<<<<

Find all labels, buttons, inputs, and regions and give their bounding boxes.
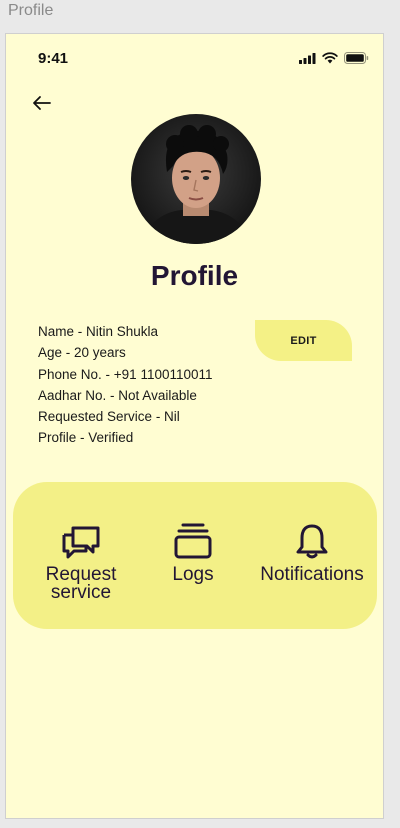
- request-service-button[interactable]: Request service: [41, 522, 121, 602]
- signal-icon: [299, 52, 316, 64]
- bell-icon: [296, 524, 328, 559]
- back-button[interactable]: [30, 91, 54, 115]
- battery-icon: [344, 52, 369, 64]
- phone-screen: 9:41 Profile Name - Nitin Shukla Age - 2…: [5, 33, 384, 819]
- status-icons: [299, 52, 369, 64]
- status-time: 9:41: [38, 50, 69, 67]
- profile-name: Name - Nitin Shukla: [38, 324, 159, 339]
- profile-photo: [131, 114, 261, 244]
- window-title: Profile: [8, 2, 54, 19]
- request-label-line2: service: [50, 582, 112, 603]
- chat-bubbles-icon: [62, 526, 100, 559]
- profile-info: Name - Nitin Shukla Age - 20 years Phone…: [38, 321, 213, 449]
- archive-tray-icon: [174, 523, 212, 559]
- profile-age: Age - 20 years: [38, 345, 126, 361]
- arrow-left-icon: [33, 96, 51, 110]
- wifi-icon: [322, 52, 338, 64]
- edit-button[interactable]: EDIT: [255, 320, 352, 361]
- avatar: [131, 114, 261, 244]
- notifications-button[interactable]: Notifications: [253, 522, 371, 584]
- notifications-label: Notifications: [260, 564, 364, 585]
- profile-requested-service: Requested Service - Nil: [38, 409, 180, 425]
- profile-status: Profile - Verified: [38, 430, 134, 446]
- logs-label: Logs: [172, 564, 214, 585]
- page-title: Profile: [150, 260, 239, 291]
- logs-button[interactable]: Logs: [158, 522, 228, 584]
- action-panel: Request service Logs Notifications: [13, 482, 377, 629]
- profile-aadhar: Aadhar No. - Not Available: [38, 387, 197, 403]
- profile-phone: Phone No. - +91 1100110011: [38, 366, 213, 382]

>>>>

▸ **Set problem**
Reproduce every line of the entries above word for word, leaving out the picture.

▸ **Reply**
Find all labels, buttons, inputs, and regions and give their bounding boxes.
- request-service-button[interactable]: Request service: [41, 522, 121, 602]
- signal-icon: [299, 52, 316, 64]
- bell-icon: [296, 524, 328, 559]
- back-button[interactable]: [30, 91, 54, 115]
- battery-icon: [344, 52, 369, 64]
- phone-screen: 9:41 Profile Name - Nitin Shukla Age - 2…: [5, 33, 384, 819]
- status-icons: [299, 52, 369, 64]
- status-time: 9:41: [38, 50, 69, 67]
- profile-name: Name - Nitin Shukla: [38, 324, 159, 339]
- profile-photo: [131, 114, 261, 244]
- window-title: Profile: [8, 2, 54, 19]
- request-label-line2: service: [50, 582, 112, 603]
- chat-bubbles-icon: [62, 526, 100, 559]
- profile-info: Name - Nitin Shukla Age - 20 years Phone…: [38, 321, 213, 449]
- archive-tray-icon: [174, 523, 212, 559]
- profile-age: Age - 20 years: [38, 345, 126, 361]
- arrow-left-icon: [33, 96, 51, 110]
- wifi-icon: [322, 52, 338, 64]
- edit-button[interactable]: EDIT: [255, 320, 352, 361]
- avatar: [131, 114, 261, 244]
- notifications-button[interactable]: Notifications: [253, 522, 371, 584]
- notifications-label: Notifications: [260, 564, 364, 585]
- profile-requested-service: Requested Service - Nil: [38, 409, 180, 425]
- profile-status: Profile - Verified: [38, 430, 134, 446]
- logs-label: Logs: [172, 564, 214, 585]
- page-title: Profile: [150, 260, 239, 291]
- logs-button[interactable]: Logs: [158, 522, 228, 584]
- action-panel: Request service Logs Notifications: [13, 482, 377, 629]
- profile-aadhar: Aadhar No. - Not Available: [38, 387, 197, 403]
- profile-phone: Phone No. - +91 1100110011: [38, 366, 213, 382]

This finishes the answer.